• [Exercise instructions] Copy the data below word for word, starting at the line that contains "Localize all elements." and ending at the line that contains "- desktop-icon-label: Dropbox: [240, 420, 282, 432]".

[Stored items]

** START **

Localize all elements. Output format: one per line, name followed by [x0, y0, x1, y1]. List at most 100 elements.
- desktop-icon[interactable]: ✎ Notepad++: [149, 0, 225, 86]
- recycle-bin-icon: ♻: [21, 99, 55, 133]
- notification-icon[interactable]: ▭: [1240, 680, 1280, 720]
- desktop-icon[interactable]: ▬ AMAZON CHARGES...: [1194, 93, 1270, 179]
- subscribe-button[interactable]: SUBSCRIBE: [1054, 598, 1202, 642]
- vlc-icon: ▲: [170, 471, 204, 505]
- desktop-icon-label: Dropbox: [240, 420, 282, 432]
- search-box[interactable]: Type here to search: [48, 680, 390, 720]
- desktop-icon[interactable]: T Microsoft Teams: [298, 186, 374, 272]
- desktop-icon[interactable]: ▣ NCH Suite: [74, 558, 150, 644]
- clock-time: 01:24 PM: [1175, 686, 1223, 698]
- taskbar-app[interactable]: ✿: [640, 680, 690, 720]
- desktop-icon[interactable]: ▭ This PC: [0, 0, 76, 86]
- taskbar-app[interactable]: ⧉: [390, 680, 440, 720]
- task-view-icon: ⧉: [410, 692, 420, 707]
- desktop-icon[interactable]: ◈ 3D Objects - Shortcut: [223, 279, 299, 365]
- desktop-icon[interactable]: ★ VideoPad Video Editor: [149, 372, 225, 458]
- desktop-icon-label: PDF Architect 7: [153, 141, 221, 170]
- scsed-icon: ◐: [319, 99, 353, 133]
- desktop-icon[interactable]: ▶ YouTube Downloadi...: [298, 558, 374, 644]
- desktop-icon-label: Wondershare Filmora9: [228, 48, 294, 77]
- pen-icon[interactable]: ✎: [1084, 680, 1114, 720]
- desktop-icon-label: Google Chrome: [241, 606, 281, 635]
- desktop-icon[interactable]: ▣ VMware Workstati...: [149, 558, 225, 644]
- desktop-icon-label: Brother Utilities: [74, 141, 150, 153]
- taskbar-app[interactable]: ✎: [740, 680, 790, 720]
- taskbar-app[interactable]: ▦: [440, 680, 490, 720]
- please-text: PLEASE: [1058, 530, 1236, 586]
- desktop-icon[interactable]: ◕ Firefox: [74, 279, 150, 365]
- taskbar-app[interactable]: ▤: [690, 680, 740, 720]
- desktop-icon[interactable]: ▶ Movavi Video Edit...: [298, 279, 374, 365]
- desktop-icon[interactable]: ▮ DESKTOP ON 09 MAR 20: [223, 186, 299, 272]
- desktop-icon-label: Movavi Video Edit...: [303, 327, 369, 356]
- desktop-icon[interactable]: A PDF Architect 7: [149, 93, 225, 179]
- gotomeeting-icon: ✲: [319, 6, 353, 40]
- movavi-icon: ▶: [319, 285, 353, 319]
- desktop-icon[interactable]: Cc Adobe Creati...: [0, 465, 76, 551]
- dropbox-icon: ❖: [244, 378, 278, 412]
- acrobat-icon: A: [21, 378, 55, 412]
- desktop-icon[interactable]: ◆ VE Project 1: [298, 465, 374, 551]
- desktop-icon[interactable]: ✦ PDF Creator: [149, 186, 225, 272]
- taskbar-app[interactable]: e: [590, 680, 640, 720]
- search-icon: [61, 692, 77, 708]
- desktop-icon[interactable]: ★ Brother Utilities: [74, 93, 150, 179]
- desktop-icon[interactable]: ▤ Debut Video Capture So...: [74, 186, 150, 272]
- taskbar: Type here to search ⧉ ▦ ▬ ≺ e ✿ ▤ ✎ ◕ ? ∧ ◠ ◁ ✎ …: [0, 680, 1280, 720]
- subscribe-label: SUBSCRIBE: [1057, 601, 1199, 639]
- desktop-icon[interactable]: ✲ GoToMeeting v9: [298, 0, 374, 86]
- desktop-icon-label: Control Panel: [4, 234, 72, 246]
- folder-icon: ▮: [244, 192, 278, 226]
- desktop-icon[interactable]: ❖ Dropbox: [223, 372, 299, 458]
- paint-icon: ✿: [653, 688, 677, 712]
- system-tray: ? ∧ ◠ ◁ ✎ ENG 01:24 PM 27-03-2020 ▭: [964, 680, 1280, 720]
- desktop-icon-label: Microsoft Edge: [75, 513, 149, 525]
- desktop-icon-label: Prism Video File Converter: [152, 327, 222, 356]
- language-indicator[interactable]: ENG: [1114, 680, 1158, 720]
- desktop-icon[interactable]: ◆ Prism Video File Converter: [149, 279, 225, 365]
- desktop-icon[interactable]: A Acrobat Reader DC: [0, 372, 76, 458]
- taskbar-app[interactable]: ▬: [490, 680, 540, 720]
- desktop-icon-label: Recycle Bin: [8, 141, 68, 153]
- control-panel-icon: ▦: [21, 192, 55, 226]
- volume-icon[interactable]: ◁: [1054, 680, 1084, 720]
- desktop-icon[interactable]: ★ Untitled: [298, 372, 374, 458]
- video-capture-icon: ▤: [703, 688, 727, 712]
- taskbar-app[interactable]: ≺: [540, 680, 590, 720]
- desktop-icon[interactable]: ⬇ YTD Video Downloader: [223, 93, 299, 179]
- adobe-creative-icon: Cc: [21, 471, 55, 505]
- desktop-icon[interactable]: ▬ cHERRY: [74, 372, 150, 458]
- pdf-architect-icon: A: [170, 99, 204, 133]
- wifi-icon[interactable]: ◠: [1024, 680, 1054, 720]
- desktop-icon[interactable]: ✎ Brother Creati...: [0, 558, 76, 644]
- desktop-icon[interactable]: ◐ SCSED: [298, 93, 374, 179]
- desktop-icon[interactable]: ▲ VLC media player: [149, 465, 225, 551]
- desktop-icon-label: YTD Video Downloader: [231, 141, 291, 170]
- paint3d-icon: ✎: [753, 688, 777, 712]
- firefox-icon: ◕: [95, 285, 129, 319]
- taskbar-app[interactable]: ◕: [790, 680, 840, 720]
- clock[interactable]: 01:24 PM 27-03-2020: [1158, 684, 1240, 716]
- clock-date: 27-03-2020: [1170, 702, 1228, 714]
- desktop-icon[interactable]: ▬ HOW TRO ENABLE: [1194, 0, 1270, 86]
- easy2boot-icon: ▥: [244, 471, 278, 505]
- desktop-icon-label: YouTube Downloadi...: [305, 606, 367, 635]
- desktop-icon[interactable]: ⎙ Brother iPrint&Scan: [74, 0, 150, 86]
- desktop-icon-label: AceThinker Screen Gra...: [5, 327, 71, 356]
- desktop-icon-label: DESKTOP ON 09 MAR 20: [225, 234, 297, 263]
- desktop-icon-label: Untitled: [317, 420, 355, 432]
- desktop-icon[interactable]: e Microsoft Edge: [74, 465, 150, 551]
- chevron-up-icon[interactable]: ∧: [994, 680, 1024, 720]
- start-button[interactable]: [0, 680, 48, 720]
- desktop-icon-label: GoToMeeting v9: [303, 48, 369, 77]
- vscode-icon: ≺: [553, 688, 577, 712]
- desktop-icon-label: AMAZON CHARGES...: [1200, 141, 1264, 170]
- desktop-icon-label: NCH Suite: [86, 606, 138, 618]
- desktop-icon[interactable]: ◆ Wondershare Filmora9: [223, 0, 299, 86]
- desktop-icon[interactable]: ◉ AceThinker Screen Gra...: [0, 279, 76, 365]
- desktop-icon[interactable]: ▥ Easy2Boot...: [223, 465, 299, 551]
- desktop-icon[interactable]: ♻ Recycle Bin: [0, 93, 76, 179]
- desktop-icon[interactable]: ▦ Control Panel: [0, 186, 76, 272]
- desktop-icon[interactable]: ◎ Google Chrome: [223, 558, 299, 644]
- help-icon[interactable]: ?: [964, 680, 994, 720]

** END **
** START **

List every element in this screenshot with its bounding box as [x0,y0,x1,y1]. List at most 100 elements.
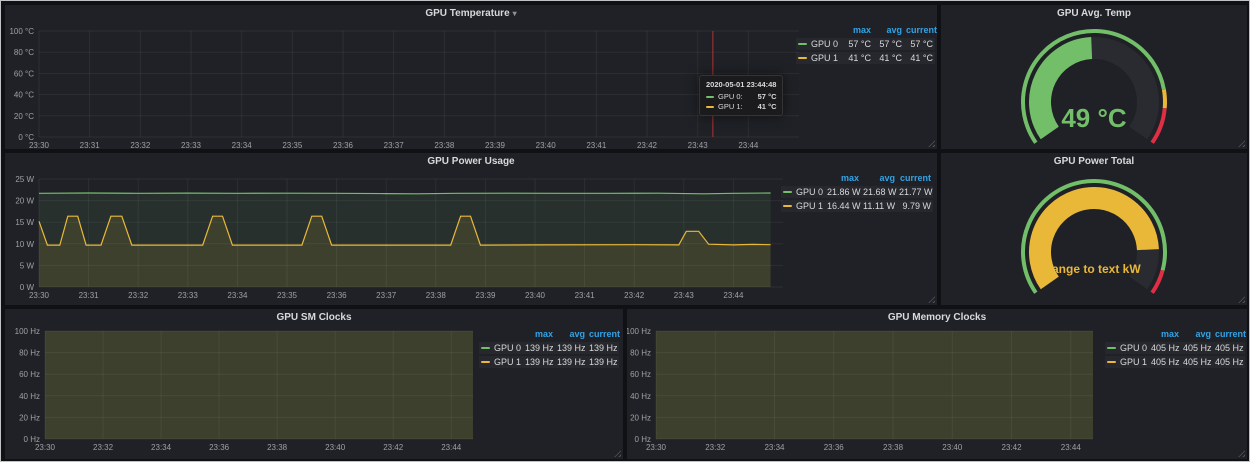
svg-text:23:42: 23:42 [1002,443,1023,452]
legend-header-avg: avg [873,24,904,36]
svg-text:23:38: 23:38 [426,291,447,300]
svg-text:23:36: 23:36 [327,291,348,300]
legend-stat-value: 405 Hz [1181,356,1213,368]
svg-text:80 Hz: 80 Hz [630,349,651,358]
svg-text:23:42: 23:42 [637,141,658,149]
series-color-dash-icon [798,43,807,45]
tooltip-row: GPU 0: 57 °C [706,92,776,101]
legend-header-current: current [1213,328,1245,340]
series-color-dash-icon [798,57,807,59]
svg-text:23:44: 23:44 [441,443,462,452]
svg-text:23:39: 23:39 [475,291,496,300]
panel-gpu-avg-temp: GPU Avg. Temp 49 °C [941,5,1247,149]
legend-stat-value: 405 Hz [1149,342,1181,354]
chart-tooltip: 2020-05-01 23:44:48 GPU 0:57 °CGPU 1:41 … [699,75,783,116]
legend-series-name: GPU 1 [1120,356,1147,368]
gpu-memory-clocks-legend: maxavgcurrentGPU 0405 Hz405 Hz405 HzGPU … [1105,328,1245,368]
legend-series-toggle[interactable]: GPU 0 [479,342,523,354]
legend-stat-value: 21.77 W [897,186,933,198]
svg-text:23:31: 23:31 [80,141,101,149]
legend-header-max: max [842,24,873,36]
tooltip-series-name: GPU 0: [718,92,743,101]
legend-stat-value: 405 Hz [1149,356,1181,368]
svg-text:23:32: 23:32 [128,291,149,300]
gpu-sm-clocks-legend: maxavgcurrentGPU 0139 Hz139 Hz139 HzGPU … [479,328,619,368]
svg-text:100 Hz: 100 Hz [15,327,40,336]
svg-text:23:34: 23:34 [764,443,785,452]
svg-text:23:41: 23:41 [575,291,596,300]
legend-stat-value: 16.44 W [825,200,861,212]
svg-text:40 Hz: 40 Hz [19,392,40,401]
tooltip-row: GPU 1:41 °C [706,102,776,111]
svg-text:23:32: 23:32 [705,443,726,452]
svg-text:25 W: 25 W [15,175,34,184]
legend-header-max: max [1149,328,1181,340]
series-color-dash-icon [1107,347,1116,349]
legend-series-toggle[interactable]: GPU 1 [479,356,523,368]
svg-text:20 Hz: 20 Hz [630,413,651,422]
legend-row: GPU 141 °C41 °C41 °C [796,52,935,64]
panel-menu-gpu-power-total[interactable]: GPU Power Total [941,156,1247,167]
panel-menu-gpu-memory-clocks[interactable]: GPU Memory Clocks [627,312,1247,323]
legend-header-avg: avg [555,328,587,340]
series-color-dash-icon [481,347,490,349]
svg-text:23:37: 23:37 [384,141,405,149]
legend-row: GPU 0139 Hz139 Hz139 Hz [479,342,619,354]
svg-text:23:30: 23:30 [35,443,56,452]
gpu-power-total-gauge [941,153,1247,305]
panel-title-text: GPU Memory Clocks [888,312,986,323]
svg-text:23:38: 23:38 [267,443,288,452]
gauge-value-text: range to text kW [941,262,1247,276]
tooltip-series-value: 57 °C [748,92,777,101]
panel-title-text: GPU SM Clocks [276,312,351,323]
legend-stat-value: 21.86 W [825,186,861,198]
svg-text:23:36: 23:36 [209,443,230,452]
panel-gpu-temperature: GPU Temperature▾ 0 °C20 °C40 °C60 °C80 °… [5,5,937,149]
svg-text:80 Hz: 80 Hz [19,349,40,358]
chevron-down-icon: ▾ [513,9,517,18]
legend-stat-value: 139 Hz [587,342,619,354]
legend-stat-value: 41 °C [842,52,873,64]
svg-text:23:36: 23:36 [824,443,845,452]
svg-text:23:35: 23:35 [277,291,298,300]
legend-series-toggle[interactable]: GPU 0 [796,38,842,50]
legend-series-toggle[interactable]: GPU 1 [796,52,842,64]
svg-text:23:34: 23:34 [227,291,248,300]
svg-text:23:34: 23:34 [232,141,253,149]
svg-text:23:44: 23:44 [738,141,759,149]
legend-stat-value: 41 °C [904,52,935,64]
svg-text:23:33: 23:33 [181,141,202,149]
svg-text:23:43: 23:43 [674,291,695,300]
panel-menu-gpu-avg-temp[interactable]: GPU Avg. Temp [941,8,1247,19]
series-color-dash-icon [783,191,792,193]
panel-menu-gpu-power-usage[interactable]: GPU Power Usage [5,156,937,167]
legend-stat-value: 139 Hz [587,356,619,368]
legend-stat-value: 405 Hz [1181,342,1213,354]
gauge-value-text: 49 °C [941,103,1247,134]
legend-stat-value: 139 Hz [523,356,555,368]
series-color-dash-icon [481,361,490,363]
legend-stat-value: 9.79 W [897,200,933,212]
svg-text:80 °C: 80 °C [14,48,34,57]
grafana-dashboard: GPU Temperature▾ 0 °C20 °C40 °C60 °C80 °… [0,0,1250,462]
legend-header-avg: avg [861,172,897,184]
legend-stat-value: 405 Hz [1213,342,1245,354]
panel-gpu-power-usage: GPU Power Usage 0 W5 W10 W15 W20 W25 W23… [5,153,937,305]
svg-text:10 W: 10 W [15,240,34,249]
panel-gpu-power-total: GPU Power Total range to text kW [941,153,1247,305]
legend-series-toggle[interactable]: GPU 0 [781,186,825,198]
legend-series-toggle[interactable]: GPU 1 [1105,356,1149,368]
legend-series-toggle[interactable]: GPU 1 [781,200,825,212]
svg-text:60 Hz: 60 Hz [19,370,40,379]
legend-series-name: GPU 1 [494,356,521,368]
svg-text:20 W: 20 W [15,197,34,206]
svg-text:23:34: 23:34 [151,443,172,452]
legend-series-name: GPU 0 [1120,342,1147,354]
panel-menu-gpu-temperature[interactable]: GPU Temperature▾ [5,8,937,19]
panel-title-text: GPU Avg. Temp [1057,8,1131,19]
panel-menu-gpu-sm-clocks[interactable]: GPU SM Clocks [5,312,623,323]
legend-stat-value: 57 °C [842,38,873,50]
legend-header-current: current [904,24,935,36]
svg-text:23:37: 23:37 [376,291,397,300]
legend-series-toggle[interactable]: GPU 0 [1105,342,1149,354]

** END **

• [Output of the task]
Localize all elements. Output format: one per line, name followed by [x0, y0, x1, y1]. List at most 100 elements.
- desktop-icon[interactable]: ✎ Notepad++: [149, 0, 225, 86]
- recycle-bin-icon: ♻: [21, 99, 55, 133]
- notification-icon[interactable]: ▭: [1240, 680, 1280, 720]
- desktop-icon[interactable]: ▬ AMAZON CHARGES...: [1194, 93, 1270, 179]
- subscribe-button[interactable]: SUBSCRIBE: [1054, 598, 1202, 642]
- vlc-icon: ▲: [170, 471, 204, 505]
- desktop-icon-label: Dropbox: [240, 420, 282, 432]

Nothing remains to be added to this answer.